■ Document text
— BEGIN —
# Buying a new old tractor



## g-dog (Apr 8, 2012)

M buying a old craftsman lawn tractor that runs and every thing theres just some cosmetic rust and no mower deck and its 50 buck what do you think about it


----------



## Hoodoo Valley (Nov 14, 2006)

.................Yup!


----------



## dangeroustoys56 (Jul 26, 2010)

Thats my logic - $50 to free - its for me! Highest ill go is $75 , altho i have gone as high as $100. If the motor runs, its worth $50 easily - ive seen used running motors on EBAY /craigslist for $1000 or more.

If a deck cant be located cheeply, its still great for spare parts or selling individual pieces .


----------



## wjjones (May 28, 2010)

I agree for $50 its a good deal even if it just ends up being a good engine its worth it..
— END —
■ Data section
— BEGIN —
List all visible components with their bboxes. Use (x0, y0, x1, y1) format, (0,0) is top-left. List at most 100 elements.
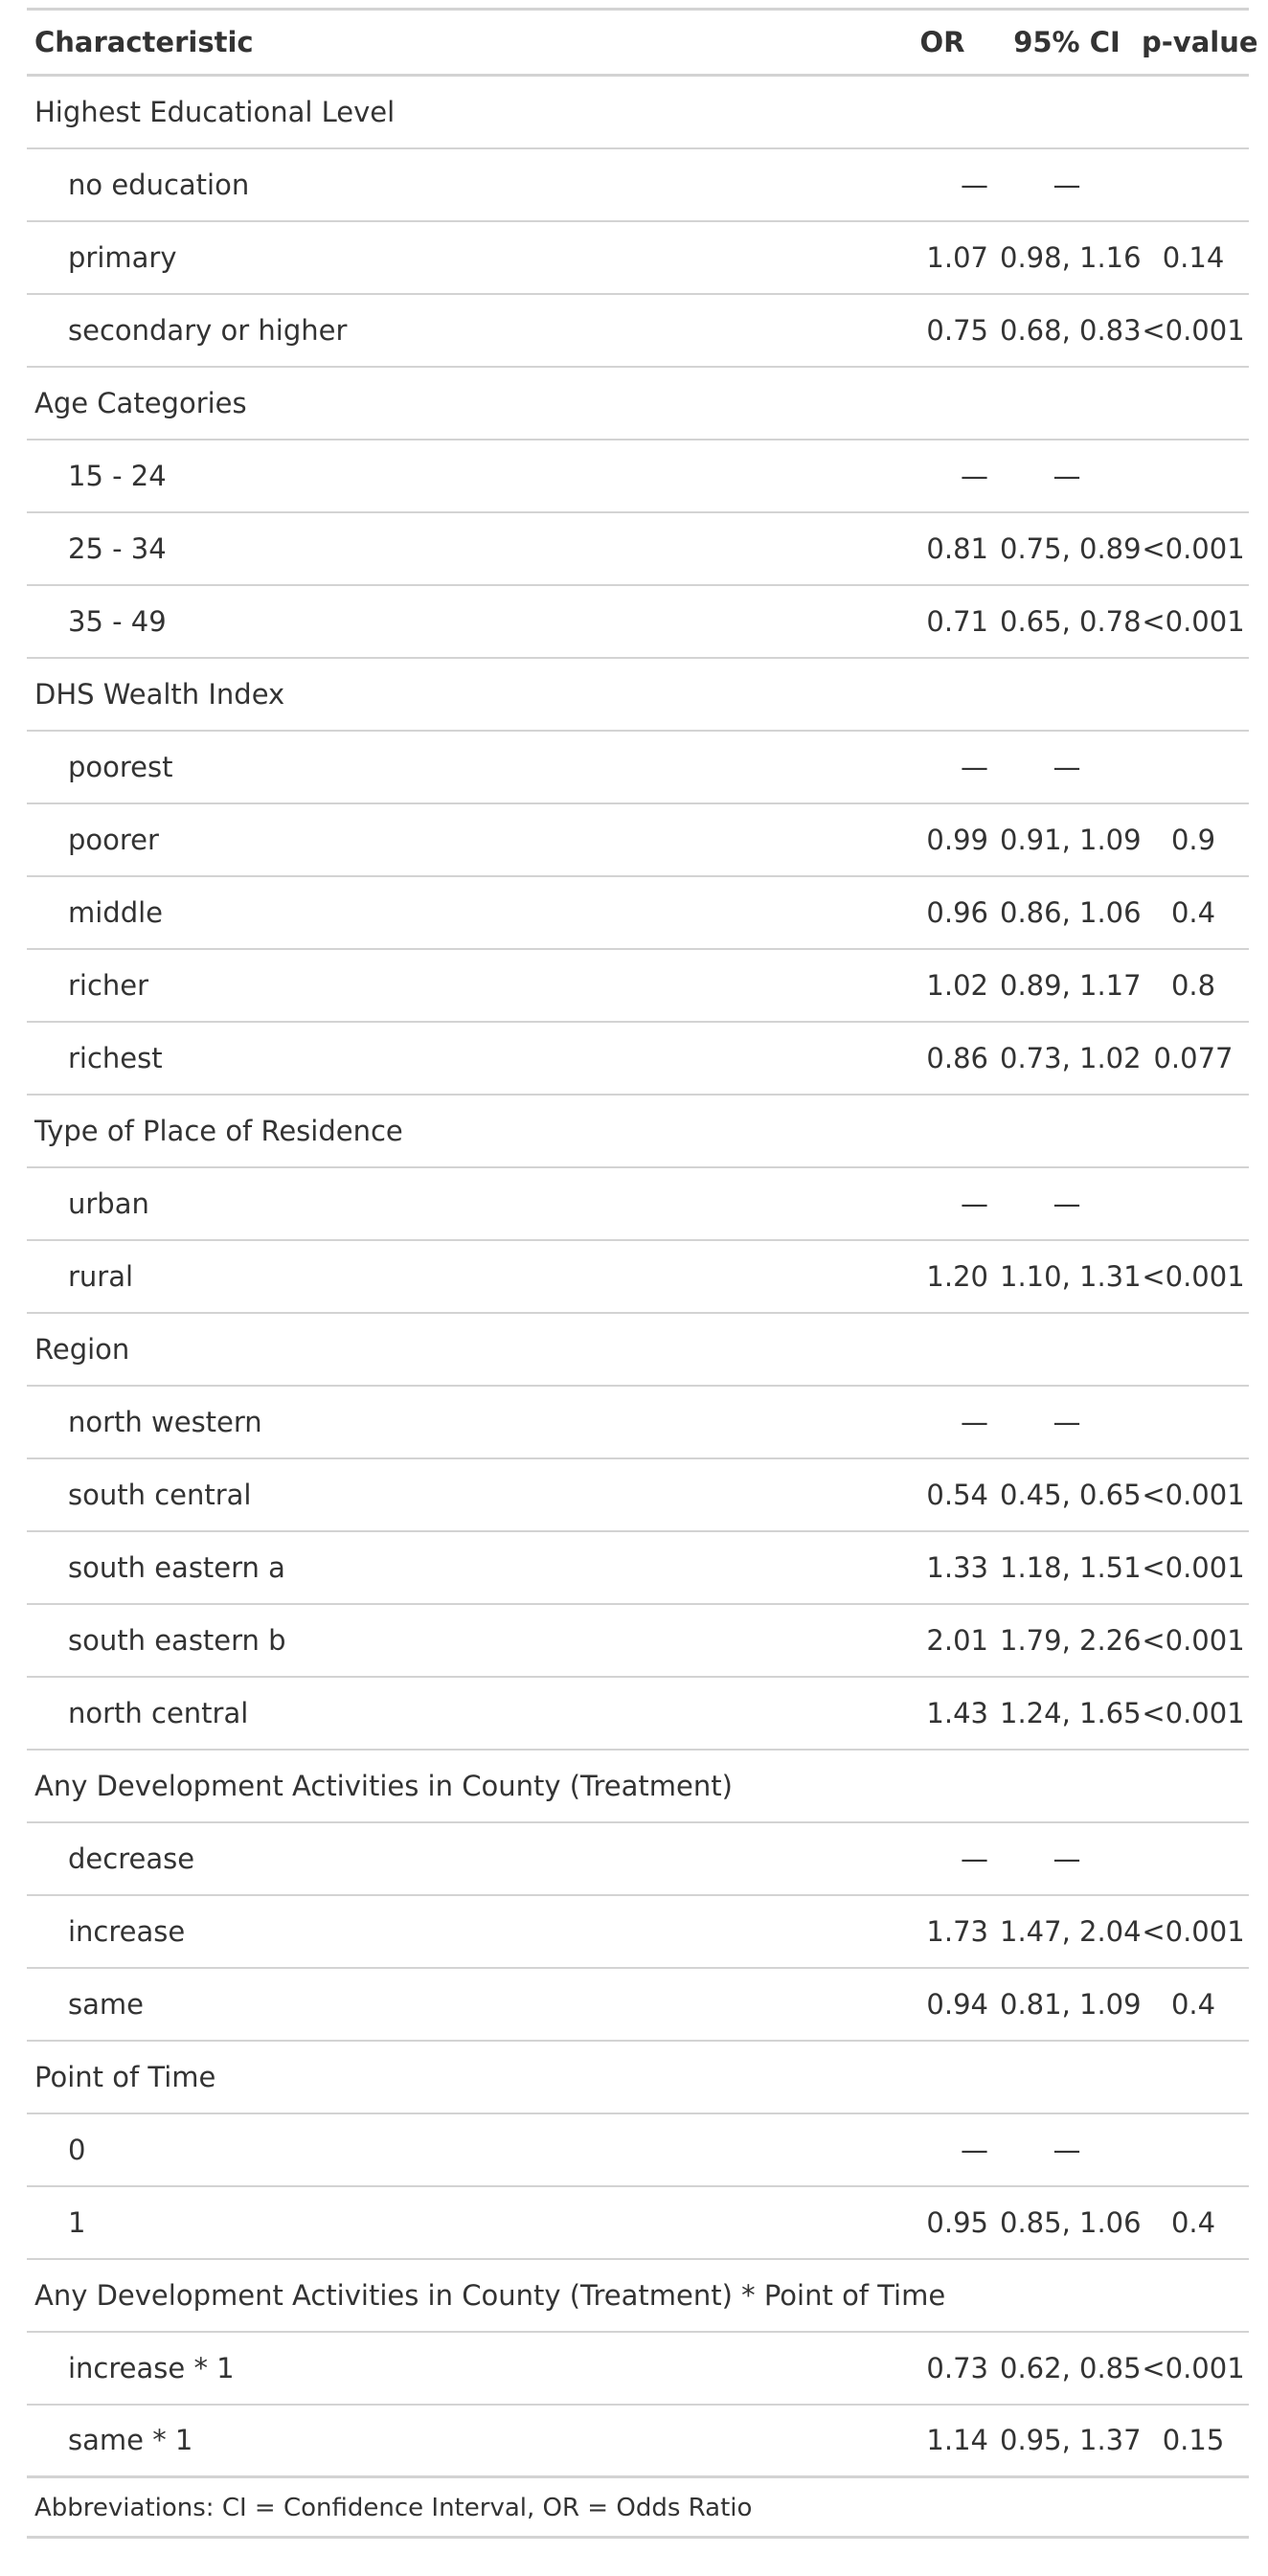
cell-ci: 0.81, 1.09 (996, 1967, 1142, 2042)
cell-p-value (1138, 2040, 1249, 2114)
cell-p-value: <0.001 (1138, 1894, 1249, 1969)
table-group-row: Point of Time (27, 2040, 1249, 2114)
cell-ci: — (996, 730, 1138, 804)
table-body: Highest Educational Level no education — — p… (27, 75, 1249, 2478)
cell-p-value (1138, 147, 1249, 222)
cell-or: — (889, 1385, 996, 1459)
cell-p-value: 0.14 (1138, 220, 1249, 295)
cell-ci: 0.98, 1.16 (996, 220, 1142, 295)
header-or: OR (889, 8, 996, 77)
regression-table-container: Characteristic OR 95% CI p-value Highest… (27, 8, 1258, 2539)
table-group-row: Any Development Activities in County (Tr… (27, 1749, 1249, 1823)
cell-characteristic: same (27, 1967, 889, 2042)
cell-p-value (1138, 657, 1249, 732)
table-group-row: Region (27, 1312, 1249, 1387)
table-row: same * 1 1.14 0.95, 1.37 0.15 (27, 2404, 1249, 2478)
table-row: secondary or higher 0.75 0.68, 0.83 <0.001 (27, 293, 1249, 368)
cell-characteristic: south eastern b (27, 1603, 889, 1678)
cell-characteristic: increase (27, 1894, 889, 1969)
table-group-row: DHS Wealth Index (27, 657, 1249, 732)
table-group-row: Highest Educational Level (27, 75, 1249, 149)
cell-p-value: 0.077 (1138, 1021, 1249, 1096)
table-row: middle 0.96 0.86, 1.06 0.4 (27, 875, 1249, 950)
cell-p-value (1138, 2258, 1249, 2333)
cell-p-value (1138, 1749, 1249, 1823)
table-row: richer 1.02 0.89, 1.17 0.8 (27, 948, 1249, 1023)
cell-ci (996, 366, 1138, 441)
cell-p-value (1138, 75, 1249, 149)
cell-ci: 1.10, 1.31 (996, 1239, 1142, 1314)
cell-or: 0.75 (889, 293, 996, 368)
cell-p-value: <0.001 (1138, 1603, 1249, 1678)
cell-p-value: <0.001 (1138, 511, 1249, 586)
cell-or (889, 2040, 996, 2114)
table-row: poorest — — (27, 730, 1249, 804)
cell-characteristic: decrease (27, 1821, 889, 1896)
cell-characteristic: poorer (27, 802, 889, 877)
cell-or: 1.02 (889, 948, 996, 1023)
cell-characteristic: 0 (27, 2113, 889, 2187)
cell-p-value: <0.001 (1138, 1530, 1249, 1605)
cell-p-value: <0.001 (1138, 1676, 1249, 1751)
cell-p-value: <0.001 (1138, 584, 1249, 659)
table-row: 35 - 49 0.71 0.65, 0.78 <0.001 (27, 584, 1249, 659)
table-row: primary 1.07 0.98, 1.16 0.14 (27, 220, 1249, 295)
cell-ci: 0.89, 1.17 (996, 948, 1142, 1023)
cell-characteristic: DHS Wealth Index (27, 657, 889, 732)
cell-ci: — (996, 1821, 1138, 1896)
cell-or: 1.43 (889, 1676, 996, 1751)
cell-characteristic: urban (27, 1166, 889, 1241)
table-row: richest 0.86 0.73, 1.02 0.077 (27, 1021, 1249, 1096)
cell-or: 1.07 (889, 220, 996, 295)
cell-p-value: 0.9 (1138, 802, 1249, 877)
footnote-row: Abbreviations: CI = Confidence Interval,… (27, 2475, 1249, 2539)
table-row: poorer 0.99 0.91, 1.09 0.9 (27, 802, 1249, 877)
table-row: no education — — (27, 147, 1249, 222)
cell-characteristic: richest (27, 1021, 889, 1096)
cell-ci: — (996, 2113, 1138, 2187)
cell-or (889, 1312, 996, 1387)
cell-or: 0.99 (889, 802, 996, 877)
cell-ci (996, 1312, 1138, 1387)
cell-p-value: 0.15 (1138, 2404, 1249, 2478)
cell-ci (996, 2258, 1138, 2333)
cell-p-value (1138, 1312, 1249, 1387)
table-row: increase 1.73 1.47, 2.04 <0.001 (27, 1894, 1249, 1969)
cell-ci: 0.45, 0.65 (996, 1457, 1142, 1532)
cell-ci: — (996, 439, 1138, 513)
cell-p-value (1138, 1821, 1249, 1896)
cell-ci (996, 75, 1138, 149)
cell-or: 1.20 (889, 1239, 996, 1314)
cell-p-value (1138, 366, 1249, 441)
header-row: Characteristic OR 95% CI p-value (27, 8, 1258, 77)
cell-or (889, 1094, 996, 1168)
cell-ci: 0.75, 0.89 (996, 511, 1142, 586)
cell-p-value: 0.4 (1138, 1967, 1249, 2042)
cell-characteristic: Age Categories (27, 366, 889, 441)
cell-p-value: 0.4 (1138, 875, 1249, 950)
table-row: rural 1.20 1.10, 1.31 <0.001 (27, 1239, 1249, 1314)
cell-characteristic: primary (27, 220, 889, 295)
cell-ci: 1.18, 1.51 (996, 1530, 1142, 1605)
cell-ci: 0.86, 1.06 (996, 875, 1142, 950)
cell-ci: 0.62, 0.85 (996, 2331, 1142, 2406)
table-row: north central 1.43 1.24, 1.65 <0.001 (27, 1676, 1249, 1751)
table-row: decrease — — (27, 1821, 1249, 1896)
cell-characteristic: 35 - 49 (27, 584, 889, 659)
table-row: increase * 1 0.73 0.62, 0.85 <0.001 (27, 2331, 1249, 2406)
cell-characteristic: middle (27, 875, 889, 950)
cell-ci: 0.91, 1.09 (996, 802, 1142, 877)
cell-characteristic: south central (27, 1457, 889, 1532)
table-row: south eastern a 1.33 1.18, 1.51 <0.001 (27, 1530, 1249, 1605)
cell-or: 1.14 (889, 2404, 996, 2478)
cell-or: 1.73 (889, 1894, 996, 1969)
cell-ci: 0.73, 1.02 (996, 1021, 1142, 1096)
table-row: 15 - 24— — (27, 439, 1249, 513)
cell-characteristic: no education (27, 147, 889, 222)
cell-or: 2.01 (889, 1603, 996, 1678)
cell-ci: 0.85, 1.06 (996, 2185, 1142, 2260)
cell-p-value (1138, 730, 1249, 804)
cell-ci: — (996, 1166, 1138, 1241)
cell-ci: 1.24, 1.65 (996, 1676, 1142, 1751)
cell-or: — (889, 439, 996, 513)
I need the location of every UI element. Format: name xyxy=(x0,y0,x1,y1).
— END —
■ Short task 1
In the tractor thread, what is the most dangeroustoys56 says they have ever paid?
■ Short task 2
List the usernames of everyone who posts in the tractor thread.
■ Short task 3
In the tractor thread, rewrite the paragraph beginning "Thats my logic" as a short list, keeping its main facts.

■ Written solution 1
$100.

■ Written solution 2
g-dog, Hoodoo Valley, dangeroustoys56, wjjones

■ Written solution 3
- Anything priced from free up to $50 is a buy.
- The usual top price is $75, though the poster has gone as high as $100.
- A running motor makes the machine easily worth $50.
- Used running motors have been seen on eBay and Craigslist for $1000 or more.